#### [Task prompt]
Return the count of lines with the string "OutShaderBindings" in them, and nothing else.

Collected data entries

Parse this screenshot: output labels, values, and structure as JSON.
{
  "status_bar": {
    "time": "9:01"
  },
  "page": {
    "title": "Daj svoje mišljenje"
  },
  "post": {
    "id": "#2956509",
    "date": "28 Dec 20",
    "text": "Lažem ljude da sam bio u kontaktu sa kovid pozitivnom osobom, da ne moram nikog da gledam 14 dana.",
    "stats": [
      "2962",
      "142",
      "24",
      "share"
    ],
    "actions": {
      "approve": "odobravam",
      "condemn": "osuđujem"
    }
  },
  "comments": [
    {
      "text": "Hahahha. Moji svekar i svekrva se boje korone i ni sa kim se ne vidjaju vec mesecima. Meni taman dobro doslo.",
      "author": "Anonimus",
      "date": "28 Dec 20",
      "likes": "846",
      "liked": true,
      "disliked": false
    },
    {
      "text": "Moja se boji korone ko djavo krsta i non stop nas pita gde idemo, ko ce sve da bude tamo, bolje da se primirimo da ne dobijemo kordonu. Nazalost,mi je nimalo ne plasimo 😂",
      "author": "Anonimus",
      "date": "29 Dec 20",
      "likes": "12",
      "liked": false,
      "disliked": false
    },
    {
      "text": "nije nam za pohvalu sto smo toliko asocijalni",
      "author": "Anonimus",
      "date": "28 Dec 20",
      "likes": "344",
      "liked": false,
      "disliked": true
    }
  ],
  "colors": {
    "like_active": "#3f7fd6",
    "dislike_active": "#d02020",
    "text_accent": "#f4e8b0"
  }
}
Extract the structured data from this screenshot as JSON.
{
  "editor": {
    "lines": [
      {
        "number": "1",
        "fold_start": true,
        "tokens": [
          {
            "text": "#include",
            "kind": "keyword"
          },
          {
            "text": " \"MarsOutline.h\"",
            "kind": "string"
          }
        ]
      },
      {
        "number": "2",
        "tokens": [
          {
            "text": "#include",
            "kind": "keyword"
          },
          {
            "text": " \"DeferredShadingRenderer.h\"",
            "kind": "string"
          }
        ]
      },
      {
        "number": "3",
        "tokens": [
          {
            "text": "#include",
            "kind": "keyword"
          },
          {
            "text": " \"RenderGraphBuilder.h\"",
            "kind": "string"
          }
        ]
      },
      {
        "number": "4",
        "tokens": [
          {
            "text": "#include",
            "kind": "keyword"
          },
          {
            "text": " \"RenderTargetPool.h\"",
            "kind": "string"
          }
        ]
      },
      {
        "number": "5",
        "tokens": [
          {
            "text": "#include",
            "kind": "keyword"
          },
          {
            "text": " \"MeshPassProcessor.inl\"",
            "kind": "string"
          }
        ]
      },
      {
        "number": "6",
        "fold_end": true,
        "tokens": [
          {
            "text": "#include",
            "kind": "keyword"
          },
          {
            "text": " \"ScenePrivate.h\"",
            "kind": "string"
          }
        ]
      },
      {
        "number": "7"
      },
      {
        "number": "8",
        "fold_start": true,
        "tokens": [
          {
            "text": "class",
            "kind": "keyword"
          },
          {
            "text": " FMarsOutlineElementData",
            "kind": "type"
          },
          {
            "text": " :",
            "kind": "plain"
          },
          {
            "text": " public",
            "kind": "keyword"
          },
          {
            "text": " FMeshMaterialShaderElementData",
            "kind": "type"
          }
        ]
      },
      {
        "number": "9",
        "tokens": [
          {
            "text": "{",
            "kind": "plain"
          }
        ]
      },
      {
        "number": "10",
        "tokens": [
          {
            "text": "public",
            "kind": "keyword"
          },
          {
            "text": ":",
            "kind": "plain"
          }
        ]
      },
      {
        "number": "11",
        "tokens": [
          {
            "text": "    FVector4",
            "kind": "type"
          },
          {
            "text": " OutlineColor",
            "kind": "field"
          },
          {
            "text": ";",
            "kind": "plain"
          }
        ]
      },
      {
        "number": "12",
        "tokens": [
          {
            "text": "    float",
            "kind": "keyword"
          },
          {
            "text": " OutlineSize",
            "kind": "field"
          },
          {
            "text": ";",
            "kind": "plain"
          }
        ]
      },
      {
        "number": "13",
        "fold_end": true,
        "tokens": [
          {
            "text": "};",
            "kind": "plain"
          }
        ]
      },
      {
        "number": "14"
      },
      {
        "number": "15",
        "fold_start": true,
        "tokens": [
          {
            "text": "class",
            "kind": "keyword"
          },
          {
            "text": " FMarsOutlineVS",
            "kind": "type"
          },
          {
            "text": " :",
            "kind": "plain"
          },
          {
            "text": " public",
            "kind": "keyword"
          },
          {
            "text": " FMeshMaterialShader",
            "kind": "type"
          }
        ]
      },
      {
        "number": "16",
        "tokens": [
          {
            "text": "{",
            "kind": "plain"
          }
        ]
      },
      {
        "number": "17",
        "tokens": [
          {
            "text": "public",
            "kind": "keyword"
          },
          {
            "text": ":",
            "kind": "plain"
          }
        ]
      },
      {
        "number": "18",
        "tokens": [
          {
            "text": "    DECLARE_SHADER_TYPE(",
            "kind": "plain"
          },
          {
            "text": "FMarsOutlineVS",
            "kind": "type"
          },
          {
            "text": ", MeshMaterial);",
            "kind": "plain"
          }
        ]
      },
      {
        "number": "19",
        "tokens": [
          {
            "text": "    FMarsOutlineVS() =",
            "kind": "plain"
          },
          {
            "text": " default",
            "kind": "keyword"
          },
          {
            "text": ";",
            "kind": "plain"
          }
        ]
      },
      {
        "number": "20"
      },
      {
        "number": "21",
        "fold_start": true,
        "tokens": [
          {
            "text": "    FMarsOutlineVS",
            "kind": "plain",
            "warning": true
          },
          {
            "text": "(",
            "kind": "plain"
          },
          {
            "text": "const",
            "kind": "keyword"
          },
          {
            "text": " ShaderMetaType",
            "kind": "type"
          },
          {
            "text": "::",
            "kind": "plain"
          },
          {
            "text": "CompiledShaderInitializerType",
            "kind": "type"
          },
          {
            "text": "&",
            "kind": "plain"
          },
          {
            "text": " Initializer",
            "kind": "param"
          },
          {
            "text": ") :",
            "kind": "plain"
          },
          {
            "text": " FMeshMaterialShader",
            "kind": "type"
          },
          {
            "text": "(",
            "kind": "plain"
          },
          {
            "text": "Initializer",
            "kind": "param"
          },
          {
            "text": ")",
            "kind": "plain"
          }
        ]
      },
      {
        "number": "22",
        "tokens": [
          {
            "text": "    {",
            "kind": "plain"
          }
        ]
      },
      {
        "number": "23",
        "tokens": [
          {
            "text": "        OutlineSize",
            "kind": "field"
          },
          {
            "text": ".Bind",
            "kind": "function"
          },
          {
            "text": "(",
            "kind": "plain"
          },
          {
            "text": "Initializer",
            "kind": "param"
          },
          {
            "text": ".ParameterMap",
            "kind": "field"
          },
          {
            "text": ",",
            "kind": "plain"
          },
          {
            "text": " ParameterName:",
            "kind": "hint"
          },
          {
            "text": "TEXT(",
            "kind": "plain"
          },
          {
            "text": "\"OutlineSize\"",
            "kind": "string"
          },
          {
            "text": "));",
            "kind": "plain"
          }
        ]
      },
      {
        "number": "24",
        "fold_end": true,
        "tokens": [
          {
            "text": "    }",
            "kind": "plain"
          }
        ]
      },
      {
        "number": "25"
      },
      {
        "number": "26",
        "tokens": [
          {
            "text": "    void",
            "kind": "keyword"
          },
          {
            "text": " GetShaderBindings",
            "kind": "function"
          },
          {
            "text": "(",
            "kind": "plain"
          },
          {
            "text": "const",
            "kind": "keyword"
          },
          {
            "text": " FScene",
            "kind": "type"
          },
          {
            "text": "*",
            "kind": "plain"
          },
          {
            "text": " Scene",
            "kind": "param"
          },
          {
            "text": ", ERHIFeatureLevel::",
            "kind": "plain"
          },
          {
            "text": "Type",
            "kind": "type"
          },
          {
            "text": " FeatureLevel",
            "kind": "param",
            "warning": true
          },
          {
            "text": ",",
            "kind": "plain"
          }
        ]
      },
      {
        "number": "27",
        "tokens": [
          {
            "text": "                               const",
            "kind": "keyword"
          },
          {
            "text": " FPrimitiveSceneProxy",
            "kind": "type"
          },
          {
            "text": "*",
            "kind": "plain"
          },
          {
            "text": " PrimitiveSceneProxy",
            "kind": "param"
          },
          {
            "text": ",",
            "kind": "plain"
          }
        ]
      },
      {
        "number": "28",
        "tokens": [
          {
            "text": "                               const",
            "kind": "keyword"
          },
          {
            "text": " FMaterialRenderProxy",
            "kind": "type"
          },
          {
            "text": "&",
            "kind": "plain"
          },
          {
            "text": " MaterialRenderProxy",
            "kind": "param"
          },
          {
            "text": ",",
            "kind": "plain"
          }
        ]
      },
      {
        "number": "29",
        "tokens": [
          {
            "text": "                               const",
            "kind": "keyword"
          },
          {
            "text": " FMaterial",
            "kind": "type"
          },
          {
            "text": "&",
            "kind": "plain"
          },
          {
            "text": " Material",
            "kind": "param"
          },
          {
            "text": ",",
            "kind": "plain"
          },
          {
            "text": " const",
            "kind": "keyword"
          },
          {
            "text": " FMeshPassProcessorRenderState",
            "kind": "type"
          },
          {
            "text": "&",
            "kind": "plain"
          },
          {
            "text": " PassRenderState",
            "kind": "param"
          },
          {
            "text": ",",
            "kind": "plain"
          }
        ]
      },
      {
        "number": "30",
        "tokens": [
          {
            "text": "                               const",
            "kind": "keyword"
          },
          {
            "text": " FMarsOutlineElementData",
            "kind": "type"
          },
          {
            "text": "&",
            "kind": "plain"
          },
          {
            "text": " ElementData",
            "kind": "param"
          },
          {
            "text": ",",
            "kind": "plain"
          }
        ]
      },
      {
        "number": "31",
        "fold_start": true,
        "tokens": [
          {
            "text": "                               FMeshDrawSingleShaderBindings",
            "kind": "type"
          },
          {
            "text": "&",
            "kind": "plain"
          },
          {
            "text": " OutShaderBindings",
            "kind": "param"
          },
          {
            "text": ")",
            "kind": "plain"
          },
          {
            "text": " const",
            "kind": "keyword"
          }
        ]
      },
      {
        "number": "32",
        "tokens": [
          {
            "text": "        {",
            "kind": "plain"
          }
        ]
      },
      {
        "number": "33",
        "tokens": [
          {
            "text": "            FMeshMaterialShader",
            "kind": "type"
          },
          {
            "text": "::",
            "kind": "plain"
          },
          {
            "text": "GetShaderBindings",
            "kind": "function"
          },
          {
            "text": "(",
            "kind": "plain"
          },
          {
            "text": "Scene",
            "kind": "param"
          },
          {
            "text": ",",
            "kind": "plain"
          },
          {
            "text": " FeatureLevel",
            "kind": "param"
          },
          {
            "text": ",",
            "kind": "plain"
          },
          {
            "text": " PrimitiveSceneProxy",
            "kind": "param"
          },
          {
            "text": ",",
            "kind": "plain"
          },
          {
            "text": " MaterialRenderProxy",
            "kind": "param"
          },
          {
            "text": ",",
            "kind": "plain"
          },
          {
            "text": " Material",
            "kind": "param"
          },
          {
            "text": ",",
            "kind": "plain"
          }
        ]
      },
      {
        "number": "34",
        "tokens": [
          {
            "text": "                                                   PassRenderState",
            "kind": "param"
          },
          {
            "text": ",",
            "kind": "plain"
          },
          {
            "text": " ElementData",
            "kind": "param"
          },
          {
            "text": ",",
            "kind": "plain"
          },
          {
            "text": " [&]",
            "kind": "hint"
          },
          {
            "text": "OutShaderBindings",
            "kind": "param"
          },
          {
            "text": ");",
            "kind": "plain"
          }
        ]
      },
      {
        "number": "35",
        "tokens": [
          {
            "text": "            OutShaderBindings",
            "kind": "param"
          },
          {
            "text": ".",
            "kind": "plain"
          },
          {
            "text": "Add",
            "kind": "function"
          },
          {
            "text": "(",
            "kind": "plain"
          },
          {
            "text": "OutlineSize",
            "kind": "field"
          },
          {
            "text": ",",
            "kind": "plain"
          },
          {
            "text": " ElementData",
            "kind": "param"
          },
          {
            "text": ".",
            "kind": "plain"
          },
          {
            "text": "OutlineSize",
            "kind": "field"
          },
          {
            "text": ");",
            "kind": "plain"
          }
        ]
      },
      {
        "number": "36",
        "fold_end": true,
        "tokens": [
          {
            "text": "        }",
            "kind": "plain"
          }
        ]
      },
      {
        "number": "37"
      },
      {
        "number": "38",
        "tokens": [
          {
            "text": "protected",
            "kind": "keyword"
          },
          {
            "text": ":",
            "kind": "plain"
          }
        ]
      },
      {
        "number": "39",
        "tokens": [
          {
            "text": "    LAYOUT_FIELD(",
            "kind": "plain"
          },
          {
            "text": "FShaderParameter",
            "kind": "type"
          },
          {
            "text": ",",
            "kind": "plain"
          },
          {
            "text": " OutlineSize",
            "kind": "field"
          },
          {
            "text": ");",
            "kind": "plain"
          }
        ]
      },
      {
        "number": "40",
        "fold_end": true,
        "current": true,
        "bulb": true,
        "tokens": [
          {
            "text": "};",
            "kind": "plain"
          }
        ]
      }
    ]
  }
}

#### [Result below]
3